▸ **Supplied material**

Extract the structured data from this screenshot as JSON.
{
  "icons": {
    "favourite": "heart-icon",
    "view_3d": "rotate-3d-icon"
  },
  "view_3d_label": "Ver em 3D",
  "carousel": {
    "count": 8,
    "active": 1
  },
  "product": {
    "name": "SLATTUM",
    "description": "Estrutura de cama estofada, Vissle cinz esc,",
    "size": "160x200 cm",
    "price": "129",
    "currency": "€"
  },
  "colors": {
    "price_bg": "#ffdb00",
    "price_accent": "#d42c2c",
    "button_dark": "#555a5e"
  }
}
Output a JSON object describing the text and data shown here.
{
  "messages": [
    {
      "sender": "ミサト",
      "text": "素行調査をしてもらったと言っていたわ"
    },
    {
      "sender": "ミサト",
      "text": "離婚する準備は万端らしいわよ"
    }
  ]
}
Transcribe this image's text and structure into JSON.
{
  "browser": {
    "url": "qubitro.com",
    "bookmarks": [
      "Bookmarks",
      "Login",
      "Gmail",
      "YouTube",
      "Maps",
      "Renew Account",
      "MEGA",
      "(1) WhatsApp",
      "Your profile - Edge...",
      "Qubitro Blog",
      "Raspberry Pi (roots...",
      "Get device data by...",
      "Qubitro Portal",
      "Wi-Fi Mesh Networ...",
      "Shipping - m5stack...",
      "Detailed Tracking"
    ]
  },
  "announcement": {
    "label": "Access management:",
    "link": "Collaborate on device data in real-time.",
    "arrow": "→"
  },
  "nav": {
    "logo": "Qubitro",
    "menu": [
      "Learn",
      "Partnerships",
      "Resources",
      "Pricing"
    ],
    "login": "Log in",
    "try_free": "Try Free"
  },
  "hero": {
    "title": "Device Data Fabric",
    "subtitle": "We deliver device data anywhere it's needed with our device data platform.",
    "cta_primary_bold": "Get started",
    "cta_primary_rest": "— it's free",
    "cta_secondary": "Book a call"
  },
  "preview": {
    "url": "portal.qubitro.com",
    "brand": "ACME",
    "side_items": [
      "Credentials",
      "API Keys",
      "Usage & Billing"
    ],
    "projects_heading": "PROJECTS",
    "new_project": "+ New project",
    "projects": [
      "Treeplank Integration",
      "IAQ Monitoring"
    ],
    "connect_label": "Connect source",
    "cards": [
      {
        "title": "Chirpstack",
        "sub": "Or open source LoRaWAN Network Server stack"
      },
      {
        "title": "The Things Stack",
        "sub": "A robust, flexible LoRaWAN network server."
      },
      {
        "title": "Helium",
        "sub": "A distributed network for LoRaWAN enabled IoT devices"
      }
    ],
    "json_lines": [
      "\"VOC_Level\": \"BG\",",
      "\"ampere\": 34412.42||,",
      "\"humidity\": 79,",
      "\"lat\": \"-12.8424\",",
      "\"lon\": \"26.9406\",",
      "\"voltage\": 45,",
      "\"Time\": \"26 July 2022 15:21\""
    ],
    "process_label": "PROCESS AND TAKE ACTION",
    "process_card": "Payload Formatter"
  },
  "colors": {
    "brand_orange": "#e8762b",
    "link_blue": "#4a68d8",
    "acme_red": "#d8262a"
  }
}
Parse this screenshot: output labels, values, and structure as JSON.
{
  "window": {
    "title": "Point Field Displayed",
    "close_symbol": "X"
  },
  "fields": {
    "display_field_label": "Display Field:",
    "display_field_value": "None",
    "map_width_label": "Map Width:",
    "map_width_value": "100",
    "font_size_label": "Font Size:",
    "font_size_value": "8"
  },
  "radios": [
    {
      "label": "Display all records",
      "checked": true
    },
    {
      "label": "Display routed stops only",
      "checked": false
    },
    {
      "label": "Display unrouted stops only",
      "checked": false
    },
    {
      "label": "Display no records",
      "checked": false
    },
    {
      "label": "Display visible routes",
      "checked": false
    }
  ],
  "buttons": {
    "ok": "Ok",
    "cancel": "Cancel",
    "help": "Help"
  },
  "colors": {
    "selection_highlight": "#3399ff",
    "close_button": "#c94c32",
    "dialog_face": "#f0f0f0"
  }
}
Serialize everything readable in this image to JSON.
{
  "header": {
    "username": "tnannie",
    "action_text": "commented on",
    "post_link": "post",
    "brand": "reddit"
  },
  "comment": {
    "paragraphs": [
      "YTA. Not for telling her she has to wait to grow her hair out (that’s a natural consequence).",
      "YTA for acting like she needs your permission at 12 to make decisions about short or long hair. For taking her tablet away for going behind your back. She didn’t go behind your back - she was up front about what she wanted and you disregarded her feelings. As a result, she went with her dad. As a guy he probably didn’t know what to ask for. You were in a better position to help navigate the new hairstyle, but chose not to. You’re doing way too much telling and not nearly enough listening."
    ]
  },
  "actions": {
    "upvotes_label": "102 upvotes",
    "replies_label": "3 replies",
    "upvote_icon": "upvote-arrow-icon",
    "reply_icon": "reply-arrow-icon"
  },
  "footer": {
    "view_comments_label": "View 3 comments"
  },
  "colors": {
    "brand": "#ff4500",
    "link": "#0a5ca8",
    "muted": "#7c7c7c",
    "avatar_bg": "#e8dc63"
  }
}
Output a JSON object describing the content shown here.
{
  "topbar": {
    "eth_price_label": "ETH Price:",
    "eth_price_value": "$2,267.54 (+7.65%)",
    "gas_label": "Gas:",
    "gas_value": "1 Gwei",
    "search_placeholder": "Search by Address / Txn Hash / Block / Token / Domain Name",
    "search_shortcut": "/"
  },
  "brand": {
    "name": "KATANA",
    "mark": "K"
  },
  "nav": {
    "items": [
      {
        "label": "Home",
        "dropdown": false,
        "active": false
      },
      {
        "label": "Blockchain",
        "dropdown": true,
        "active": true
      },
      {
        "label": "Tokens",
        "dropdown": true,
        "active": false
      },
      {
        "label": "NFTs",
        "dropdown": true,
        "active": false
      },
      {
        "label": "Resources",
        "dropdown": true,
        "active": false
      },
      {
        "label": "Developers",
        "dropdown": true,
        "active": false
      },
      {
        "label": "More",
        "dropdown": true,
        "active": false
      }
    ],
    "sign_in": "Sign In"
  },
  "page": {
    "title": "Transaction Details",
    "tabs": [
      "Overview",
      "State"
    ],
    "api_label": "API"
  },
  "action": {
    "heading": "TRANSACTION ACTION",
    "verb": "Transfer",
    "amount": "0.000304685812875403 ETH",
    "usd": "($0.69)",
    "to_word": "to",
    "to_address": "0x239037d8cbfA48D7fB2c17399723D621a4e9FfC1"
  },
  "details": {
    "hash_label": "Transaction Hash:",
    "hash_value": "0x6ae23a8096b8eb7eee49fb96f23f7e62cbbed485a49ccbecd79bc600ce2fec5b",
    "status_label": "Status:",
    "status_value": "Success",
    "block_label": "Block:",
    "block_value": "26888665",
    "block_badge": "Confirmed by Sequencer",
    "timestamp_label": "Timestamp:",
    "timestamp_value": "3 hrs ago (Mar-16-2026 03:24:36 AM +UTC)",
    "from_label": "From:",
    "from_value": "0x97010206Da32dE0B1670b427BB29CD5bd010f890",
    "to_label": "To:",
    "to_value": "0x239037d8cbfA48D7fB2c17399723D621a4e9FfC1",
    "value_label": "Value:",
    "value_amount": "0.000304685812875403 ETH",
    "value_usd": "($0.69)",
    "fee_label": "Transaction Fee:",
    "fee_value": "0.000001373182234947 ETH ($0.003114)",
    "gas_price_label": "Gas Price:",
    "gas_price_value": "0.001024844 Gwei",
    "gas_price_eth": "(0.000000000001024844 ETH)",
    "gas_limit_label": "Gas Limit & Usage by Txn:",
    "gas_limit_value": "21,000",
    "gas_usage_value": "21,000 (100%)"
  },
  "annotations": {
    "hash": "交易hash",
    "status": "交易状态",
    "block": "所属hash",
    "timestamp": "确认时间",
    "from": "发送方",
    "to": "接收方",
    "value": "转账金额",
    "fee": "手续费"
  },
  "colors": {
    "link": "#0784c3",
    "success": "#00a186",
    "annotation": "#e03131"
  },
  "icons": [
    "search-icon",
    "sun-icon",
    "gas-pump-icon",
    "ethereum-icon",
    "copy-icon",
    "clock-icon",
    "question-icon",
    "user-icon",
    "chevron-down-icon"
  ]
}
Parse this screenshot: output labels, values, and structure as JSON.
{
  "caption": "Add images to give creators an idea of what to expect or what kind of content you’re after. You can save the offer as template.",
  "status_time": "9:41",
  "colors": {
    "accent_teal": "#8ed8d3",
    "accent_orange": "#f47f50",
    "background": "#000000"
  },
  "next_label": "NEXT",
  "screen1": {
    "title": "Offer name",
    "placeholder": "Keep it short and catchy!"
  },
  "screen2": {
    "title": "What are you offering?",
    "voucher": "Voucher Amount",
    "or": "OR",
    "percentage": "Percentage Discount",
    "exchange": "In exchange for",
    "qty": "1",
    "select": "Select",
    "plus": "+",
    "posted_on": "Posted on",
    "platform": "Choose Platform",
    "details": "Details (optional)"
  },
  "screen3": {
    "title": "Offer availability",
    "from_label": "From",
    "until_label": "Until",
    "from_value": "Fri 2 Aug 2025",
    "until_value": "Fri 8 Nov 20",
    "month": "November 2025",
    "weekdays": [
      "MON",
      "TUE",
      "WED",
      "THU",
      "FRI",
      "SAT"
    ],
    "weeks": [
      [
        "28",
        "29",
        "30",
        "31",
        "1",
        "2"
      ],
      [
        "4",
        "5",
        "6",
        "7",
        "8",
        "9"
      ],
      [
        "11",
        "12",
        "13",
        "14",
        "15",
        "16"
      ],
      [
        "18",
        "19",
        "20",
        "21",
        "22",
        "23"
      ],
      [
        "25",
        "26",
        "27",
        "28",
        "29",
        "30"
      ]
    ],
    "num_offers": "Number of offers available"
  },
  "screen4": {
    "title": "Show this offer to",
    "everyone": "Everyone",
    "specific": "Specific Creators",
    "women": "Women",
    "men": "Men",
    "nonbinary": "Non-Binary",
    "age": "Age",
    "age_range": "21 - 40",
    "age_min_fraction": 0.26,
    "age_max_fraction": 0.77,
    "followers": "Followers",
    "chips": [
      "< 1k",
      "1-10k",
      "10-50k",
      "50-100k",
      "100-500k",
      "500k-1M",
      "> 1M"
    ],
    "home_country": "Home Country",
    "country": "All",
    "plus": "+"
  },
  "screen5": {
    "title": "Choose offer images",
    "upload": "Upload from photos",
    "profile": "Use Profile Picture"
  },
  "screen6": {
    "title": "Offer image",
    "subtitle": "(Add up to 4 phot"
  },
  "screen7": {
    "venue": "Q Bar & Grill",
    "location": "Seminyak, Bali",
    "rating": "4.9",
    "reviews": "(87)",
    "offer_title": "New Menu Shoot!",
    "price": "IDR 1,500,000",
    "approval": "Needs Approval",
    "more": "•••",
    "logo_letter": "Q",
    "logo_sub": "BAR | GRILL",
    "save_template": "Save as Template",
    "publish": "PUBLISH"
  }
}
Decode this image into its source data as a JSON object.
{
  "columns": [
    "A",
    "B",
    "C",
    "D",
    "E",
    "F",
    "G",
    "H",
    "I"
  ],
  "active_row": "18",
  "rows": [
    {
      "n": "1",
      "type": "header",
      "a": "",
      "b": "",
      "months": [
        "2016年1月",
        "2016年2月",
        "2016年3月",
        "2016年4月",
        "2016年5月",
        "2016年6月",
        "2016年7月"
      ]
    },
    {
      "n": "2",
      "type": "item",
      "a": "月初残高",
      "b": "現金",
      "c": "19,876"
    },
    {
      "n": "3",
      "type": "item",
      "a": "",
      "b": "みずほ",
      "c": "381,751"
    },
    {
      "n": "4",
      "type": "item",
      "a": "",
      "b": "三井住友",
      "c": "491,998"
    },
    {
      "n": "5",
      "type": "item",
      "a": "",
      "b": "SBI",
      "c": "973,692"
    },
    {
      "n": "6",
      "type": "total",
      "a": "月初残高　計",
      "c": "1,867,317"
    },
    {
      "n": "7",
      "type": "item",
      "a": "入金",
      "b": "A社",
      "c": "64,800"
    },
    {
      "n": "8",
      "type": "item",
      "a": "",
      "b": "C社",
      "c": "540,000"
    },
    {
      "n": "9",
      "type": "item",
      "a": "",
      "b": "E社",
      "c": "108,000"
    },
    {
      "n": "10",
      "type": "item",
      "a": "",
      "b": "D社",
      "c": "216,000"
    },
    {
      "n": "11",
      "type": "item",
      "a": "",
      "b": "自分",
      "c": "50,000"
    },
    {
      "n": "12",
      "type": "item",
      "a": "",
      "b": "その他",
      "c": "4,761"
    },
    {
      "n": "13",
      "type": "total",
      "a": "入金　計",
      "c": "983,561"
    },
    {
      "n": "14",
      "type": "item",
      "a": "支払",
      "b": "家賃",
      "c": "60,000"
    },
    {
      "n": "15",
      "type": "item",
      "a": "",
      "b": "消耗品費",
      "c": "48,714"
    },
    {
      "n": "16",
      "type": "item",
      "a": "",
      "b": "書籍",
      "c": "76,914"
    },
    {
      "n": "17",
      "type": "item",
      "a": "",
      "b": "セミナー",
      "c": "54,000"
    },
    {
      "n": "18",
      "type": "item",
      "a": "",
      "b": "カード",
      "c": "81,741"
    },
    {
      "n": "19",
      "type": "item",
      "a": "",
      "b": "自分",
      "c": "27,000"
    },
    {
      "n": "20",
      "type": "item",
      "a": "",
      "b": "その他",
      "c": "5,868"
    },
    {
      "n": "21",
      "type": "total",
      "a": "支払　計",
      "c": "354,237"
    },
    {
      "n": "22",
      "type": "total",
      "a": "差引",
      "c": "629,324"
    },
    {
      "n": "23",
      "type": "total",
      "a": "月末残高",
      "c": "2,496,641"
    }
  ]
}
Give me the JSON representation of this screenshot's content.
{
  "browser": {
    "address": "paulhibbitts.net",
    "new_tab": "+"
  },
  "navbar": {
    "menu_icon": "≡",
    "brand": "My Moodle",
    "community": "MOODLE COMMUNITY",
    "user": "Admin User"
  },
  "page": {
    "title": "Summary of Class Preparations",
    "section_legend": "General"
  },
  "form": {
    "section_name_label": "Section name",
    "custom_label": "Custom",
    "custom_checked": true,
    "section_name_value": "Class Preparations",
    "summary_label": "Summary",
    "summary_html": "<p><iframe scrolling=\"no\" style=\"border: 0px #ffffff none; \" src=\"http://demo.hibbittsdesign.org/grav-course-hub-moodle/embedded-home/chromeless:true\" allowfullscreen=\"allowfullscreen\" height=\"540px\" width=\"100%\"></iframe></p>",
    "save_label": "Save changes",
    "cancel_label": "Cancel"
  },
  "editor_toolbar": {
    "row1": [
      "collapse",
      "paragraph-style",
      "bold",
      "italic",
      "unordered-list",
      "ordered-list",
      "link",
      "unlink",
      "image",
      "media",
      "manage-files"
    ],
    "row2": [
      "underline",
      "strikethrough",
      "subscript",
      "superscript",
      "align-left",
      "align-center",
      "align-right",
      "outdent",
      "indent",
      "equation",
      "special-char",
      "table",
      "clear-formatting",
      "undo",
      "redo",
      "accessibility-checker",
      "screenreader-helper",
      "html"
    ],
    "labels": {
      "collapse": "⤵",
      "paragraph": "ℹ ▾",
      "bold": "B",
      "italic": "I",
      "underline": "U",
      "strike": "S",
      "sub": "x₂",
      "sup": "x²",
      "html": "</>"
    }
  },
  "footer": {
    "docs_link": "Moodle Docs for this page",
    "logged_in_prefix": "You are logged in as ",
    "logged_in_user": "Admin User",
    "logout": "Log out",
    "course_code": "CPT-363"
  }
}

▸ **Task**
State the count of lines that contain the string "subtitle". Nothing else is needed.

▸ **Complete output**
2